(Problem description) Check every line in the records below for the word "pathlength" and report how many have it, nothing more.

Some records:
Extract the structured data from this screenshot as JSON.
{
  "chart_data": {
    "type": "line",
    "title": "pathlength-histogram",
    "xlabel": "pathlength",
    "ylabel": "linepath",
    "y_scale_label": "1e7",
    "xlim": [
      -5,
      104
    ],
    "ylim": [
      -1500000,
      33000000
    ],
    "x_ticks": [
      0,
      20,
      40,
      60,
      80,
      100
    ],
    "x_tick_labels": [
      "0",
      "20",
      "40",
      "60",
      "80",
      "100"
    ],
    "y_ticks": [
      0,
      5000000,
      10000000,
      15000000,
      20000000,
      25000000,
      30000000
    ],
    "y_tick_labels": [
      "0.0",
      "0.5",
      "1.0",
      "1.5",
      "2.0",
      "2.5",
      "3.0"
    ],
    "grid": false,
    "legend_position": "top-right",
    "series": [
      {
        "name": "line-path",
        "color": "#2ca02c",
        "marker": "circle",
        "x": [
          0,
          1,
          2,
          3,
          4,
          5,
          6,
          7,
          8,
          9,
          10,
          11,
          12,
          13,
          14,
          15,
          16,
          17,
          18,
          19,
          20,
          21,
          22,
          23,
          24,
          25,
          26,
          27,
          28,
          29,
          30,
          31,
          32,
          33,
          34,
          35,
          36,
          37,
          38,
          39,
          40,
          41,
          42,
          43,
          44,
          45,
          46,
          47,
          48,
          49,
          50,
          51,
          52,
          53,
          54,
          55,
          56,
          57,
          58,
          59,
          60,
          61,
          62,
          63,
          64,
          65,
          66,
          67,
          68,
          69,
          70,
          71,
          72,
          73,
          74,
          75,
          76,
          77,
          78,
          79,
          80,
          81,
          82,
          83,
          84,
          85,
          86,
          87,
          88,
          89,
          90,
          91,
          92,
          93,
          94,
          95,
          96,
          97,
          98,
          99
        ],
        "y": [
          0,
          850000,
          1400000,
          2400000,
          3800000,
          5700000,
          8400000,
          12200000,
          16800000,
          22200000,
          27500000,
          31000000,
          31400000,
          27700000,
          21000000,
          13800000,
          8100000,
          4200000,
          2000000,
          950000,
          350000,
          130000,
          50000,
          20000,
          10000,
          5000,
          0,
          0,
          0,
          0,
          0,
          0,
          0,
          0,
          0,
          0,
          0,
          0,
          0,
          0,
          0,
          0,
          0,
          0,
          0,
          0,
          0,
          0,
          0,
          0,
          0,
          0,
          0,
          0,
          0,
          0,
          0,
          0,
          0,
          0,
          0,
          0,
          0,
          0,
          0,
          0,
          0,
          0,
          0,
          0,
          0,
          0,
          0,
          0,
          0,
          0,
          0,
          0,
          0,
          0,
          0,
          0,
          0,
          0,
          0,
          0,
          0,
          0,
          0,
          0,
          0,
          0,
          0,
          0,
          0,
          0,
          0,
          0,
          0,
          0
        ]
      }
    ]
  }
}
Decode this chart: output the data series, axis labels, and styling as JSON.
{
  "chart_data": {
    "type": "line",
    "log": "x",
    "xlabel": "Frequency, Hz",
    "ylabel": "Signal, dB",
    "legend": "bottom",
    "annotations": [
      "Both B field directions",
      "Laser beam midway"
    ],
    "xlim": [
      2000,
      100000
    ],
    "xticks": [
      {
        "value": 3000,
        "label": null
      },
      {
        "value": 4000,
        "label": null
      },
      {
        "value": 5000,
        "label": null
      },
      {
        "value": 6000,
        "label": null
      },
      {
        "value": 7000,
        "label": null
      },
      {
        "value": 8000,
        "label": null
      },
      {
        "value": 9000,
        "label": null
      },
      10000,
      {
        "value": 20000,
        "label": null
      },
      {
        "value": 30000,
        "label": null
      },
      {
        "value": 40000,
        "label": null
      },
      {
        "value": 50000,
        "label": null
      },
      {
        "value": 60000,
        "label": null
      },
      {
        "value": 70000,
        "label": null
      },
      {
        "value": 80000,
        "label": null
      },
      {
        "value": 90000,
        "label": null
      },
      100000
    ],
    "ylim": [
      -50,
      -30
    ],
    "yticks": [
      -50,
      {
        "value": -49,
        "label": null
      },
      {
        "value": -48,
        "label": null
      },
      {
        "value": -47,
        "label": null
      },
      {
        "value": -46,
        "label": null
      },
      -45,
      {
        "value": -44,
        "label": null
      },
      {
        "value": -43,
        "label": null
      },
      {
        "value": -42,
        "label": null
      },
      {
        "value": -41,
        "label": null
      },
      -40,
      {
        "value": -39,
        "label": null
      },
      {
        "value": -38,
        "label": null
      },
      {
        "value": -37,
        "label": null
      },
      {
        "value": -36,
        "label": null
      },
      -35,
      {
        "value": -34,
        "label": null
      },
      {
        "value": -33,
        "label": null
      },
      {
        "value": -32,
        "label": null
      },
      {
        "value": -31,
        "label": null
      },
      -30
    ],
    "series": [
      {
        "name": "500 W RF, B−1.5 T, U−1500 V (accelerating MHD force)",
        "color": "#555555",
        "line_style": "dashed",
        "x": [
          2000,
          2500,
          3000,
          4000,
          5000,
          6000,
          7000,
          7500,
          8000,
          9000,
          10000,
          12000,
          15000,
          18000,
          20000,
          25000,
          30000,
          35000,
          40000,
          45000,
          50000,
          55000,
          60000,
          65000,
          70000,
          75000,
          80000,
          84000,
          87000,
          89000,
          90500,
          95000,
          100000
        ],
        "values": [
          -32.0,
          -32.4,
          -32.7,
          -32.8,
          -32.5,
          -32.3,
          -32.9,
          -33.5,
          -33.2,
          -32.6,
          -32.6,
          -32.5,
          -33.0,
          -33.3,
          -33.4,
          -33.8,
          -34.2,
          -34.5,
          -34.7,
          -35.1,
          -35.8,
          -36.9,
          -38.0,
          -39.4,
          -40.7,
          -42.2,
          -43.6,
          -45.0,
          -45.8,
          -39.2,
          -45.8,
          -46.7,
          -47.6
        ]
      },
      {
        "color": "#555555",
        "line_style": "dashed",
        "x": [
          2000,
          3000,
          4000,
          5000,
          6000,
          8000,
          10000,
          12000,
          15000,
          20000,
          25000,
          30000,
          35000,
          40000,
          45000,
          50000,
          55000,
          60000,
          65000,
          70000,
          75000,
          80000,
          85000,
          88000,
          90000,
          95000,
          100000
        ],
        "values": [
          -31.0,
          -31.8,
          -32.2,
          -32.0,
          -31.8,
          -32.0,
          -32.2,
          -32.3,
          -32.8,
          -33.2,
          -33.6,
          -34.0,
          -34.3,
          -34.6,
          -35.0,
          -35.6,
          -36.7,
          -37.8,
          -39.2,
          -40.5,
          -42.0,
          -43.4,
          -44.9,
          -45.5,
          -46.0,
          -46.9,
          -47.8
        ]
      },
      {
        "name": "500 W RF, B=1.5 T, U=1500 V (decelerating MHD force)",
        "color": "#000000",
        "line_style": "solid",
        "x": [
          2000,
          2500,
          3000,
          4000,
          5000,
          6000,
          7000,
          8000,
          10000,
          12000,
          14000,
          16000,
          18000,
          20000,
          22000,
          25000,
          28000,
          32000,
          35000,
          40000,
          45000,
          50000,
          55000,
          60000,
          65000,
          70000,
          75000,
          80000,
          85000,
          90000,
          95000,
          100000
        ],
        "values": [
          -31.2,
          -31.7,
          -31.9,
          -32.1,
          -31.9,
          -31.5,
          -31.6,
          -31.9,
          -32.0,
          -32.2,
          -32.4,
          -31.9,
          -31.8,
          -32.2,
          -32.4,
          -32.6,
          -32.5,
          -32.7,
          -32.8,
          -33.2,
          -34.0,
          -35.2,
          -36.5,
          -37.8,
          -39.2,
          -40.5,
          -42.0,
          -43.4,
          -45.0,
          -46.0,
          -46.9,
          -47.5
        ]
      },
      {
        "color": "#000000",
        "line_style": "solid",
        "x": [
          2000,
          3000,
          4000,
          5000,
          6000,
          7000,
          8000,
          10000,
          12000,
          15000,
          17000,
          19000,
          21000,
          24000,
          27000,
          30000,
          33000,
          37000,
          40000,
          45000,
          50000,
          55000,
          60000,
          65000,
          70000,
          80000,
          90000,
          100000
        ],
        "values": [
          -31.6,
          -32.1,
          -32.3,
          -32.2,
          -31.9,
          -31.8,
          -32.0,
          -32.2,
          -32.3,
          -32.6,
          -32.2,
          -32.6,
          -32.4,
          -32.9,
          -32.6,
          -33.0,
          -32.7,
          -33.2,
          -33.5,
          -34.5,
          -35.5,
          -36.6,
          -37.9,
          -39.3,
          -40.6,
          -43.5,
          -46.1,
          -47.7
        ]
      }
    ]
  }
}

(Exercise result) 2